● **EXERCISE REQUIREMENTS**: Using the records that follow, copy every line containing the word "الحجز".
--- start SOURCE DATA ---
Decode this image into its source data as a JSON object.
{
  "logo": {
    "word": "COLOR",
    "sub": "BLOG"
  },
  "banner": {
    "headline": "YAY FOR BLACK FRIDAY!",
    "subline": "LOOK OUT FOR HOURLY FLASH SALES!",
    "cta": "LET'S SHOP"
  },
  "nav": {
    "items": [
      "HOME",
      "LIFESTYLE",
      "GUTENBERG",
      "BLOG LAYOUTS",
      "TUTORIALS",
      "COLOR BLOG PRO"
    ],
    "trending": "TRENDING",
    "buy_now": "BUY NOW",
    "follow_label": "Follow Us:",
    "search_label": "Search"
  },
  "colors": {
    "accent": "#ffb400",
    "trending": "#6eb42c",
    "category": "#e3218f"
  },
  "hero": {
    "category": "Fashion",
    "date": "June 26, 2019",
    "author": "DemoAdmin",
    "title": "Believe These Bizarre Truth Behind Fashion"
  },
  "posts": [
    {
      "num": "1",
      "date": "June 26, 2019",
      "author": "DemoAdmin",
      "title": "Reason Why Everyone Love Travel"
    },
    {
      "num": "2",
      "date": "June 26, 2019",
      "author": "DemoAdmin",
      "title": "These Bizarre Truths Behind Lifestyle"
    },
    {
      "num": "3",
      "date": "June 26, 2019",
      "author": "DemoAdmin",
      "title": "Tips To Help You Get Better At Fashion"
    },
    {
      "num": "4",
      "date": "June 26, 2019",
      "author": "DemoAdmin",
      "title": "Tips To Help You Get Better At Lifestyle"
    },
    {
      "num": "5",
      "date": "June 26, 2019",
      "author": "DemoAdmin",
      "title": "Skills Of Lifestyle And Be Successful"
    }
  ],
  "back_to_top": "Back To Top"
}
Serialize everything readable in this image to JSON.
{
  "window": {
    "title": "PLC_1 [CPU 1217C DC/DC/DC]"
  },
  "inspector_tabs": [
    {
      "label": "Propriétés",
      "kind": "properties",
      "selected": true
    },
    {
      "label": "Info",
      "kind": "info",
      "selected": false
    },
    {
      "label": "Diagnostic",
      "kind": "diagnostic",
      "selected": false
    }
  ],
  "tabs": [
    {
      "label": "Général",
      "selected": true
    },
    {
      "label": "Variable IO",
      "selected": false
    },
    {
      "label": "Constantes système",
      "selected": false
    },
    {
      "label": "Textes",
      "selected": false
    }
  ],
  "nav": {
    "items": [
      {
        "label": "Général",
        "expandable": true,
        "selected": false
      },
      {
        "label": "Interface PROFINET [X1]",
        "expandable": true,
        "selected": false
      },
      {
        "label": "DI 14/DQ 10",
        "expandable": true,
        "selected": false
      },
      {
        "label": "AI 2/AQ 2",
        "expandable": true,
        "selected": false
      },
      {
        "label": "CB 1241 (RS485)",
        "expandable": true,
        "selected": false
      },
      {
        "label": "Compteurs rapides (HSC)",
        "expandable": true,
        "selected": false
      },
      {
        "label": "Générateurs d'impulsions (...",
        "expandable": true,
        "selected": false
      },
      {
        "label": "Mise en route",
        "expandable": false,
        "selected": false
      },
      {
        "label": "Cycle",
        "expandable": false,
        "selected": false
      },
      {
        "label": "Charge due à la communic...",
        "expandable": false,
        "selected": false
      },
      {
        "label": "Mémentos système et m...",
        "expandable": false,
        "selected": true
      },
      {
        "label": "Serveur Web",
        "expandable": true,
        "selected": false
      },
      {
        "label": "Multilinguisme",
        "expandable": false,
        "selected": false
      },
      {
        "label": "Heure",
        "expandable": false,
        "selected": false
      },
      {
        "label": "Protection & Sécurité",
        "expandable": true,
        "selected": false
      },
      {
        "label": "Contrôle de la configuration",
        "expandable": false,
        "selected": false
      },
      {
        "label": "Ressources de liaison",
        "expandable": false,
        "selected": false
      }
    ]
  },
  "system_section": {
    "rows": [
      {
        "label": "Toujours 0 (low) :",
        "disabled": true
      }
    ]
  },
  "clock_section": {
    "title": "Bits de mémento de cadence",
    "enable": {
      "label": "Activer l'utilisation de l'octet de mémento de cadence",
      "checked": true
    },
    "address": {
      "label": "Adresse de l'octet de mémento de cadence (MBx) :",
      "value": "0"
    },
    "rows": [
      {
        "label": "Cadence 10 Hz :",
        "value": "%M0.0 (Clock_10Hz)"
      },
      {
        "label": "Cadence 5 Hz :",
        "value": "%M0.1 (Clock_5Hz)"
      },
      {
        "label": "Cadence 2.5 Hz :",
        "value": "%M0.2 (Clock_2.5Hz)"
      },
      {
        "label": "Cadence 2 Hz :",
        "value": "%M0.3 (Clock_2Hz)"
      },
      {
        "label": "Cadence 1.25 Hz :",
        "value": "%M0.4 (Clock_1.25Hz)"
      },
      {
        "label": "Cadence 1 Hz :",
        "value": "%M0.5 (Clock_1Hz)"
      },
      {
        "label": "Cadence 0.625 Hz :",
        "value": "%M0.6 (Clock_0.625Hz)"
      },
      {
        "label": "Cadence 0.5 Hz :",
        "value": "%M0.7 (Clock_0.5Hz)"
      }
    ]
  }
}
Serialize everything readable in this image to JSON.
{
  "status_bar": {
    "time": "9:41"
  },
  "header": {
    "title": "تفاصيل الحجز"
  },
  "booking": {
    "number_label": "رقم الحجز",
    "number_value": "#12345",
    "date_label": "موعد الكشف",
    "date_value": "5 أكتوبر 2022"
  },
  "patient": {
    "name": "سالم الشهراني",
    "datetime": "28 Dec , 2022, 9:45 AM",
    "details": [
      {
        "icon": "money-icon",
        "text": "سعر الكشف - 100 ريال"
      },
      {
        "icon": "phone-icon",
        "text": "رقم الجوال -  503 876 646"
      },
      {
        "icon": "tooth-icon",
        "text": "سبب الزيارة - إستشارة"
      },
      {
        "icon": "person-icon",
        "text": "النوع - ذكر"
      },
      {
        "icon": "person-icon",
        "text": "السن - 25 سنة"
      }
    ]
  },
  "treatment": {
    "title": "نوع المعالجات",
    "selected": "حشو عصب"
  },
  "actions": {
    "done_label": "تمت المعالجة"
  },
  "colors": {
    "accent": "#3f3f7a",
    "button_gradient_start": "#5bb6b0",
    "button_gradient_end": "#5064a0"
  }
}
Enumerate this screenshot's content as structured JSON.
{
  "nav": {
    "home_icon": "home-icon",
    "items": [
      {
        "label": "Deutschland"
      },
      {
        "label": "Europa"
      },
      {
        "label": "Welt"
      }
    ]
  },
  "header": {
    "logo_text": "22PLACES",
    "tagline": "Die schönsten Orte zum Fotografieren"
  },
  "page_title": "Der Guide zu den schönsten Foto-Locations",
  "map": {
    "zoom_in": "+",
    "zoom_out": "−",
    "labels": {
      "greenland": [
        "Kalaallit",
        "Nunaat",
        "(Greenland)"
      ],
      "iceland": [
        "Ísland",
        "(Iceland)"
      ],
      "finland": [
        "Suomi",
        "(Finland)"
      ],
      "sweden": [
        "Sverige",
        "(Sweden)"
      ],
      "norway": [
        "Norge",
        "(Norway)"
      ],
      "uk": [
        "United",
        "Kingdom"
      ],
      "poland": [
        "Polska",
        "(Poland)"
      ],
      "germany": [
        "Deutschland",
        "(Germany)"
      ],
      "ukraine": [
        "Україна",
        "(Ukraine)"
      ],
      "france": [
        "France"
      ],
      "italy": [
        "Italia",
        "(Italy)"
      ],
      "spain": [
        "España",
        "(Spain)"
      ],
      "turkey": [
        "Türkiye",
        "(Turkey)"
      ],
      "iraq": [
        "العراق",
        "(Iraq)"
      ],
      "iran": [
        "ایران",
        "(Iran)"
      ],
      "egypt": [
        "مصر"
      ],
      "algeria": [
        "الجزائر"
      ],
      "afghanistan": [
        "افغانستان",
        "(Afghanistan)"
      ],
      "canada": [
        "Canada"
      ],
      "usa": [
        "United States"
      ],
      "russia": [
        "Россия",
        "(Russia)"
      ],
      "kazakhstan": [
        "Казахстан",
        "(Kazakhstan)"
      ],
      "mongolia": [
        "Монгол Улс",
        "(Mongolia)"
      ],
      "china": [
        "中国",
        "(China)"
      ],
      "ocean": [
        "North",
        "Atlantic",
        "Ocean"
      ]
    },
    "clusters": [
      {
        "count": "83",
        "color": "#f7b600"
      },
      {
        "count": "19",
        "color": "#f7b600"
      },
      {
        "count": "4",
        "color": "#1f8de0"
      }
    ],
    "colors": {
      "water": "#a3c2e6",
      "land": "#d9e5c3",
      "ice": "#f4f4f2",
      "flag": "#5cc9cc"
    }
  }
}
--- end SOURCE DATA ---
● **EXERCISE SOLUTION**:
    "title": "تفاصيل الحجز"
    "number_label": "رقم الحجز",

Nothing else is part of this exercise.